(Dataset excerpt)
────────

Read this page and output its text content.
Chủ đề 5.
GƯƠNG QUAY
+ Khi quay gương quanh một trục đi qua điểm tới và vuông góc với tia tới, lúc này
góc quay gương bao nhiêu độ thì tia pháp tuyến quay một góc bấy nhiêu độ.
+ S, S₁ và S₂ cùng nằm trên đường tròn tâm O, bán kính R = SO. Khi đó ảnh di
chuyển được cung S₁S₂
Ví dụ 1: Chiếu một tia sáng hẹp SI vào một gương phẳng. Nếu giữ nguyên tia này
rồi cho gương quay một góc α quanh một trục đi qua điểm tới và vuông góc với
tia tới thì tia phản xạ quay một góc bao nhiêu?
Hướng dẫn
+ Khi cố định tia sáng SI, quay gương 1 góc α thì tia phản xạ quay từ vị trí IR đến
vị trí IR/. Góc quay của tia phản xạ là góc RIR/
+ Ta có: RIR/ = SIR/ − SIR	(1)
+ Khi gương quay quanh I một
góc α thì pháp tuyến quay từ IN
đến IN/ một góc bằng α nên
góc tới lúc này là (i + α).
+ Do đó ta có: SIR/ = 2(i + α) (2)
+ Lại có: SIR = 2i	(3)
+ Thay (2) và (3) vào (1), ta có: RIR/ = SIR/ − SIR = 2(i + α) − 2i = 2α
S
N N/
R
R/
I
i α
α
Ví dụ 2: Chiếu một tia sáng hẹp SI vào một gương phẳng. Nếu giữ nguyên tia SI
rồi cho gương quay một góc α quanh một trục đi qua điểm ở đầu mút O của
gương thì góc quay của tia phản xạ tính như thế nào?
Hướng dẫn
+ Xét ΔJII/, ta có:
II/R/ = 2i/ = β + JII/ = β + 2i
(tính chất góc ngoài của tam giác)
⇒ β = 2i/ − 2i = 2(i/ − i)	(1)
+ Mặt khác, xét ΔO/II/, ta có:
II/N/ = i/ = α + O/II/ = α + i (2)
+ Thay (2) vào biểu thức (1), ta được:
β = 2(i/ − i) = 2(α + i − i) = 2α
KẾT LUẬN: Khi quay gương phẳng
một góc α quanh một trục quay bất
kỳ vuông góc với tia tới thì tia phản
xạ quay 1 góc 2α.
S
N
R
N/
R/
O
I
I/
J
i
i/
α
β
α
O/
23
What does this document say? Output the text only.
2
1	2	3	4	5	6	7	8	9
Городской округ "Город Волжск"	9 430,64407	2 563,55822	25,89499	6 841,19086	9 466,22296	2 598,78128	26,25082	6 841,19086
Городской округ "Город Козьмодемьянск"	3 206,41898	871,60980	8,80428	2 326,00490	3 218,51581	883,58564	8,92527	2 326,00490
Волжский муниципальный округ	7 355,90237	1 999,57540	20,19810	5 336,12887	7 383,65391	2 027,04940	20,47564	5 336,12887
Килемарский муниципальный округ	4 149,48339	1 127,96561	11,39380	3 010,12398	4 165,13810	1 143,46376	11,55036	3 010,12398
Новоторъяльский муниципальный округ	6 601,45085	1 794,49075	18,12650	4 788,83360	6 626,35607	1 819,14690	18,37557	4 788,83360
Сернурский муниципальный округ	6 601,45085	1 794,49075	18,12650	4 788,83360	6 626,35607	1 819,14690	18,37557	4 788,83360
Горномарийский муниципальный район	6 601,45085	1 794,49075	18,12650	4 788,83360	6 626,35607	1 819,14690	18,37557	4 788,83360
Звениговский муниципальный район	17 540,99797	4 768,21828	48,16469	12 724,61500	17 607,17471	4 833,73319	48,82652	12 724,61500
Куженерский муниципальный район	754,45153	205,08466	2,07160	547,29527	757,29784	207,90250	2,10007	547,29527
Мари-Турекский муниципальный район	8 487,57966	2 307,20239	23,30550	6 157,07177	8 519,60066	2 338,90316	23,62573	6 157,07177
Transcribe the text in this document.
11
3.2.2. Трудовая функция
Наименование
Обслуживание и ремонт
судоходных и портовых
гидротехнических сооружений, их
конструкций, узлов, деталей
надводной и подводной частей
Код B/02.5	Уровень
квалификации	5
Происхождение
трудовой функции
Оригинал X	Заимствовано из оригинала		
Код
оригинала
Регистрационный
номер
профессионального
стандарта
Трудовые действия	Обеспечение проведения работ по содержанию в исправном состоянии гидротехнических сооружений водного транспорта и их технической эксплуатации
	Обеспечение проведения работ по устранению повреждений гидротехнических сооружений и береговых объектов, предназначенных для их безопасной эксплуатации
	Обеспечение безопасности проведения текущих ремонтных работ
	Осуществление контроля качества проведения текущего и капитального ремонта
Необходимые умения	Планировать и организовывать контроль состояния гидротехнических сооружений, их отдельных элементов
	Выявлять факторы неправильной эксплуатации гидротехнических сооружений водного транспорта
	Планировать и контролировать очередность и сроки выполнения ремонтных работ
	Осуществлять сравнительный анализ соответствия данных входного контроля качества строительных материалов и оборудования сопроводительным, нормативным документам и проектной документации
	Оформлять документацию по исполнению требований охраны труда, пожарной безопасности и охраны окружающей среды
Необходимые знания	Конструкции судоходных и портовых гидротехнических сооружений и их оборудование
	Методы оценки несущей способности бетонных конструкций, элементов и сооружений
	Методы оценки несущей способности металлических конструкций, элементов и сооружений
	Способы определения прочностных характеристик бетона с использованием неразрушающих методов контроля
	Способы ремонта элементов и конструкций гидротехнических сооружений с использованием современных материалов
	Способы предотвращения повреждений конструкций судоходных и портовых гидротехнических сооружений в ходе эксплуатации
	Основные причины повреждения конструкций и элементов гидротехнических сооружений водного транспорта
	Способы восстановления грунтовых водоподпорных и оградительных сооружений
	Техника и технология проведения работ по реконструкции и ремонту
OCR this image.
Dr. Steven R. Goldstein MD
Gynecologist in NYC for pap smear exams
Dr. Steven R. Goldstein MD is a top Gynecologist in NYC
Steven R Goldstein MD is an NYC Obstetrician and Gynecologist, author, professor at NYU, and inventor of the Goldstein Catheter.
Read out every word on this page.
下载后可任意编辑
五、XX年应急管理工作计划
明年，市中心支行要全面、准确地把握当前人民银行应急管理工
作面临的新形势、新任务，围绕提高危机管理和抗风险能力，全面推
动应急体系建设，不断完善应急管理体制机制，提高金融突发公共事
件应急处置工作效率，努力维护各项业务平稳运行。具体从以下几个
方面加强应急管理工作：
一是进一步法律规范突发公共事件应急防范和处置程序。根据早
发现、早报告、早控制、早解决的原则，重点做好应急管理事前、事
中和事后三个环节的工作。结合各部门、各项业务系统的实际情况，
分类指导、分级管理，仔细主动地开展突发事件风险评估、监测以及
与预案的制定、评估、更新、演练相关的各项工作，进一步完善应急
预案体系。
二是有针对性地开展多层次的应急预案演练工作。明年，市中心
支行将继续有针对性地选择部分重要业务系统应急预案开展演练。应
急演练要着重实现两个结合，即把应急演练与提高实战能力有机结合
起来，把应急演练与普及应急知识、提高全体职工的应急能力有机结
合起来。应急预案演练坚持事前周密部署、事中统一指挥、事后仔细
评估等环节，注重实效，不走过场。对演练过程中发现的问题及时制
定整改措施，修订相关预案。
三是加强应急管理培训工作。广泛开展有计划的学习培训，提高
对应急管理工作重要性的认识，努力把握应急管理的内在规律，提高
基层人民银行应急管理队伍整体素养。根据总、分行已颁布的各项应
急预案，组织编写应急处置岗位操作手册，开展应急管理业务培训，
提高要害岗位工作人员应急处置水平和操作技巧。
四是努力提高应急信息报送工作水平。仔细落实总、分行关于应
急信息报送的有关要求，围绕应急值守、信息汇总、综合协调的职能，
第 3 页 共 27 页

────────

Exercise aim.
Answer with a single number: the count of lines holding the word "Goldstein".

Task solution.
3